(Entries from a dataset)

· · · · · · ·

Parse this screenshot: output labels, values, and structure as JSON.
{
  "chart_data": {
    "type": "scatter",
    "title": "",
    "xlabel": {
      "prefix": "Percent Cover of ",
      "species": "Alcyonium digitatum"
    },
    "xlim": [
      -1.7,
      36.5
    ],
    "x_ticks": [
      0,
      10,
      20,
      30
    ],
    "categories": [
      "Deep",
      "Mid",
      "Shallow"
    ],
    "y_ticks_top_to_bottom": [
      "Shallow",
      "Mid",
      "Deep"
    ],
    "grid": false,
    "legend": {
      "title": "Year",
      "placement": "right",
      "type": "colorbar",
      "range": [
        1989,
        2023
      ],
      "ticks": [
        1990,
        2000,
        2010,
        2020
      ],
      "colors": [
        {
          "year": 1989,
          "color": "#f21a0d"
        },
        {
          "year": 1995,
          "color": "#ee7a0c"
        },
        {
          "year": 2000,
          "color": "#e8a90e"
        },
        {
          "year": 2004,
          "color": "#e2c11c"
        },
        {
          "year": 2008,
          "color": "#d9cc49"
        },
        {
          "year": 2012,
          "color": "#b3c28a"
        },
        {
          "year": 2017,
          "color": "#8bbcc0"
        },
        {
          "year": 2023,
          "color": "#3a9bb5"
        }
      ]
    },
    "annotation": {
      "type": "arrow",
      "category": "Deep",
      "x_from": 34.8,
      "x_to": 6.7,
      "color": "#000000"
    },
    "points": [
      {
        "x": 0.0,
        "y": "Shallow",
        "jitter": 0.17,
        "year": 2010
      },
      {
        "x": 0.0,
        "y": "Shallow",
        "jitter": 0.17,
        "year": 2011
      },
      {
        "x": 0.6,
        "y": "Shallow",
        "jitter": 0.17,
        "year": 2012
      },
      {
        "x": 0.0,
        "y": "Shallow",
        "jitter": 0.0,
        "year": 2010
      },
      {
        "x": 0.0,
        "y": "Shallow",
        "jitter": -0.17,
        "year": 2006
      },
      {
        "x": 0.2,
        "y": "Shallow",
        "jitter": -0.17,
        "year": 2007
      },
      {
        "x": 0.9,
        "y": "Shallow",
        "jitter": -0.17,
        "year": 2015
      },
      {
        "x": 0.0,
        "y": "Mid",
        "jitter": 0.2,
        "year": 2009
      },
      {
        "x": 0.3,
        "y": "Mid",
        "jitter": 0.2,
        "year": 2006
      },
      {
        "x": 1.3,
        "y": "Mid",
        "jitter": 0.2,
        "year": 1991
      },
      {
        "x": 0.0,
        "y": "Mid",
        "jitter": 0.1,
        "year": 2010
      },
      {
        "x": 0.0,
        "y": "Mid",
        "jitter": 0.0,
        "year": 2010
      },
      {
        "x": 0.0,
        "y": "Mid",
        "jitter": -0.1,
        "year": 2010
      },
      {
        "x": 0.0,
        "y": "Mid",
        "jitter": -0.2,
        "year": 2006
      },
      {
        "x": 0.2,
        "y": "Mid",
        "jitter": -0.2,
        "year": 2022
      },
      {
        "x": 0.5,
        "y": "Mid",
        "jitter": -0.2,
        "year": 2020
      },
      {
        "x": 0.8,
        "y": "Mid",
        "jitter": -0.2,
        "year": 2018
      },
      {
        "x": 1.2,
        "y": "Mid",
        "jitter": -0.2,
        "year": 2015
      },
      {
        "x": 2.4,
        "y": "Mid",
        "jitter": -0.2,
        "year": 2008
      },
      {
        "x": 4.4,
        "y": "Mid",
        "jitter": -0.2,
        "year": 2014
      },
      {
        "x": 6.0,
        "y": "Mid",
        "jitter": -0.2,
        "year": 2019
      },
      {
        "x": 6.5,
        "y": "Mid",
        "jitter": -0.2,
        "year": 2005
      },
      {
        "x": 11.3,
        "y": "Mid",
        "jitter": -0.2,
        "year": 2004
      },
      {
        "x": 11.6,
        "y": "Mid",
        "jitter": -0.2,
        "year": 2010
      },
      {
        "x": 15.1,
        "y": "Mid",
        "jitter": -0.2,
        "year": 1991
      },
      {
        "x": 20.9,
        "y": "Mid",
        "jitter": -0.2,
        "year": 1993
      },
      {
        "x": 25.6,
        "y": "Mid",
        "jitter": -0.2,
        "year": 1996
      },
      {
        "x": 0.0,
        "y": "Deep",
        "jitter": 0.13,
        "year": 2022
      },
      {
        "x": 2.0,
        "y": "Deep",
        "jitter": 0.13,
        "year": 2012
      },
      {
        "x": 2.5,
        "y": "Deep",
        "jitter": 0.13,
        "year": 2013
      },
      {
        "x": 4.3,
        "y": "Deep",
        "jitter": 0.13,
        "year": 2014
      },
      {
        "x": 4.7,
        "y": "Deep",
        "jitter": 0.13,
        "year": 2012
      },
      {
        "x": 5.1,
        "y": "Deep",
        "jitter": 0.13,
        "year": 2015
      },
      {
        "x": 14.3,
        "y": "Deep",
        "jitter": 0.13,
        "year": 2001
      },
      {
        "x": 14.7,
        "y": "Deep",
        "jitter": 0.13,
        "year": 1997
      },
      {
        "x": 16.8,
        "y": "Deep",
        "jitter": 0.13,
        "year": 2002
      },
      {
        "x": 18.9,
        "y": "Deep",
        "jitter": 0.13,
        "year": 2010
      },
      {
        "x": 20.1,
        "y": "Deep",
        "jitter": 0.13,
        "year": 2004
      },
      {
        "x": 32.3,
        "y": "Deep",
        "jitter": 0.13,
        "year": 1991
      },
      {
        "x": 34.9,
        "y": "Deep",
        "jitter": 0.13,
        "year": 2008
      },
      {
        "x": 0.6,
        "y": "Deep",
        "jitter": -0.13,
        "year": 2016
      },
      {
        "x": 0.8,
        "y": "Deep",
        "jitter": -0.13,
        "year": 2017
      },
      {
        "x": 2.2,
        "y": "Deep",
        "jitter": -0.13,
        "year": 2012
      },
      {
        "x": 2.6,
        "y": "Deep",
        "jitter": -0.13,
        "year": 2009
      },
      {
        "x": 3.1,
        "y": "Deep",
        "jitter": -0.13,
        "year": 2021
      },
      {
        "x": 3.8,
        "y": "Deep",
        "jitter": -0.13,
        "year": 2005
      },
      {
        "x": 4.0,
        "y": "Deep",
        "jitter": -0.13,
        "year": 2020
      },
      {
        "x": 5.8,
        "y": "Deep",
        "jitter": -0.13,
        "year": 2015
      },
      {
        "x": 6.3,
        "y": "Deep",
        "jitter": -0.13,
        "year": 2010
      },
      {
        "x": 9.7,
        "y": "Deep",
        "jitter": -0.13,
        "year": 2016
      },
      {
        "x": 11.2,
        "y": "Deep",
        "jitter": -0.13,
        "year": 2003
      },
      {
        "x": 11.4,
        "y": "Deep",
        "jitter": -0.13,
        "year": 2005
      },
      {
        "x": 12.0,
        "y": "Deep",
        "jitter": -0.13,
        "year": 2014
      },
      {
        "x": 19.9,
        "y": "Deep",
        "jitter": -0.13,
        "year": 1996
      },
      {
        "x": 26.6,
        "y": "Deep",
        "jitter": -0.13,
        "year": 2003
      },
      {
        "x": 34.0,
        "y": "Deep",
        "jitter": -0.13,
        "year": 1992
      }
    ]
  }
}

· · · · · · ·

** What needs to be done **
Repeat every record, keeping each word and mark exactly as it is.

** Full response **
Parse this screenshot: output labels, values, and structure as JSON.
{
  "chart_data": {
    "type": "scatter",
    "title": "",
    "xlabel": {
      "prefix": "Percent Cover of ",
      "species": "Alcyonium digitatum"
    },
    "xlim": [
      -1.7,
      36.5
    ],
    "x_ticks": [
      0,
      10,
      20,
      30
    ],
    "categories": [
      "Deep",
      "Mid",
      "Shallow"
    ],
    "y_ticks_top_to_bottom": [
      "Shallow",
      "Mid",
      "Deep"
    ],
    "grid": false,
    "legend": {
      "title": "Year",
      "placement": "right",
      "type": "colorbar",
      "range": [
        1989,
        2023
      ],
      "ticks": [
        1990,
        2000,
        2010,
        2020
      ],
      "colors": [
        {
          "year": 1989,
          "color": "#f21a0d"
        },
        {
          "year": 1995,
          "color": "#ee7a0c"
        },
        {
          "year": 2000,
          "color": "#e8a90e"
        },
        {
          "year": 2004,
          "color": "#e2c11c"
        },
        {
          "year": 2008,
          "color": "#d9cc49"
        },
        {
          "year": 2012,
          "color": "#b3c28a"
        },
        {
          "year": 2017,
          "color": "#8bbcc0"
        },
        {
          "year": 2023,
          "color": "#3a9bb5"
        }
      ]
    },
    "annotation": {
      "type": "arrow",
      "category": "Deep",
      "x_from": 34.8,
      "x_to": 6.7,
      "color": "#000000"
    },
    "points": [
      {
        "x": 0.0,
        "y": "Shallow",
        "jitter": 0.17,
        "year": 2010
      },
      {
        "x": 0.0,
        "y": "Shallow",
        "jitter": 0.17,
        "year": 2011
      },
      {
        "x": 0.6,
        "y": "Shallow",
        "jitter": 0.17,
        "year": 2012
      },
      {
        "x": 0.0,
        "y": "Shallow",
        "jitter": 0.0,
        "year": 2010
      },
      {
        "x": 0.0,
        "y": "Shallow",
        "jitter": -0.17,
        "year": 2006
      },
      {
        "x": 0.2,
        "y": "Shallow",
        "jitter": -0.17,
        "year": 2007
      },
      {
        "x": 0.9,
        "y": "Shallow",
        "jitter": -0.17,
        "year": 2015
      },
      {
        "x": 0.0,
        "y": "Mid",
        "jitter": 0.2,
        "year": 2009
      },
      {
        "x": 0.3,
        "y": "Mid",
        "jitter": 0.2,
        "year": 2006
      },
      {
        "x": 1.3,
        "y": "Mid",
        "jitter": 0.2,
        "year": 1991
      },
      {
        "x": 0.0,
        "y": "Mid",
        "jitter": 0.1,
        "year": 2010
      },
      {
        "x": 0.0,
        "y": "Mid",
        "jitter": 0.0,
        "year": 2010
      },
      {
        "x": 0.0,
        "y": "Mid",
        "jitter": -0.1,
        "year": 2010
      },
      {
        "x": 0.0,
        "y": "Mid",
        "jitter": -0.2,
        "year": 2006
      },
      {
        "x": 0.2,
        "y": "Mid",
        "jitter": -0.2,
        "year": 2022
      },
      {
        "x": 0.5,
        "y": "Mid",
        "jitter": -0.2,
        "year": 2020
      },
      {
        "x": 0.8,
        "y": "Mid",
        "jitter": -0.2,
        "year": 2018
      },
      {
        "x": 1.2,
        "y": "Mid",
        "jitter": -0.2,
        "year": 2015
      },
      {
        "x": 2.4,
        "y": "Mid",
        "jitter": -0.2,
        "year": 2008
      },
      {
        "x": 4.4,
        "y": "Mid",
        "jitter": -0.2,
        "year": 2014
      },
      {
        "x": 6.0,
        "y": "Mid",
        "jitter": -0.2,
        "year": 2019
      },
      {
        "x": 6.5,
        "y": "Mid",
        "jitter": -0.2,
        "year": 2005
      },
      {
        "x": 11.3,
        "y": "Mid",
        "jitter": -0.2,
        "year": 2004
      },
      {
        "x": 11.6,
        "y": "Mid",
        "jitter": -0.2,
        "year": 2010
      },
      {
        "x": 15.1,
        "y": "Mid",
        "jitter": -0.2,
        "year": 1991
      },
      {
        "x": 20.9,
        "y": "Mid",
        "jitter": -0.2,
        "year": 1993
      },
      {
        "x": 25.6,
        "y": "Mid",
        "jitter": -0.2,
        "year": 1996
      },
      {
        "x": 0.0,
        "y": "Deep",
        "jitter": 0.13,
        "year": 2022
      },
      {
        "x": 2.0,
        "y": "Deep",
        "jitter": 0.13,
        "year": 2012
      },
      {
        "x": 2.5,
        "y": "Deep",
        "jitter": 0.13,
        "year": 2013
      },
      {
        "x": 4.3,
        "y": "Deep",
        "jitter": 0.13,
        "year": 2014
      },
      {
        "x": 4.7,
        "y": "Deep",
        "jitter": 0.13,
        "year": 2012
      },
      {
        "x": 5.1,
        "y": "Deep",
        "jitter": 0.13,
        "year": 2015
      },
      {
        "x": 14.3,
        "y": "Deep",
        "jitter": 0.13,
        "year": 2001
      },
      {
        "x": 14.7,
        "y": "Deep",
        "jitter": 0.13,
        "year": 1997
      },
      {
        "x": 16.8,
        "y": "Deep",
        "jitter": 0.13,
        "year": 2002
      },
      {
        "x": 18.9,
        "y": "Deep",
        "jitter": 0.13,
        "year": 2010
      },
      {
        "x": 20.1,
        "y": "Deep",
        "jitter": 0.13,
        "year": 2004
      },
      {
        "x": 32.3,
        "y": "Deep",
        "jitter": 0.13,
        "year": 1991
      },
      {
        "x": 34.9,
        "y": "Deep",
        "jitter": 0.13,
        "year": 2008
      },
      {
        "x": 0.6,
        "y": "Deep",
        "jitter": -0.13,
        "year": 2016
      },
      {
        "x": 0.8,
        "y": "Deep",
        "jitter": -0.13,
        "year": 2017
      },
      {
        "x": 2.2,
        "y": "Deep",
        "jitter": -0.13,
        "year": 2012
      },
      {
        "x": 2.6,
        "y": "Deep",
        "jitter": -0.13,
        "year": 2009
      },
      {
        "x": 3.1,
        "y": "Deep",
        "jitter": -0.13,
        "year": 2021
      },
      {
        "x": 3.8,
        "y": "Deep",
        "jitter": -0.13,
        "year": 2005
      },
      {
        "x": 4.0,
        "y": "Deep",
        "jitter": -0.13,
        "year": 2020
      },
      {
        "x": 5.8,
        "y": "Deep",
        "jitter": -0.13,
        "year": 2015
      },
      {
        "x": 6.3,
        "y": "Deep",
        "jitter": -0.13,
        "year": 2010
      },
      {
        "x": 9.7,
        "y": "Deep",
        "jitter": -0.13,
        "year": 2016
      },
      {
        "x": 11.2,
        "y": "Deep",
        "jitter": -0.13,
        "year": 2003
      },
      {
        "x": 11.4,
        "y": "Deep",
        "jitter": -0.13,
        "year": 2005
      },
      {
        "x": 12.0,
        "y": "Deep",
        "jitter": -0.13,
        "year": 2014
      },
      {
        "x": 19.9,
        "y": "Deep",
        "jitter": -0.13,
        "year": 1996
      },
      {
        "x": 26.6,
        "y": "Deep",
        "jitter": -0.13,
        "year": 2003
      },
      {
        "x": 34.0,
        "y": "Deep",
        "jitter": -0.13,
        "year": 1992
      }
    ]
  }
}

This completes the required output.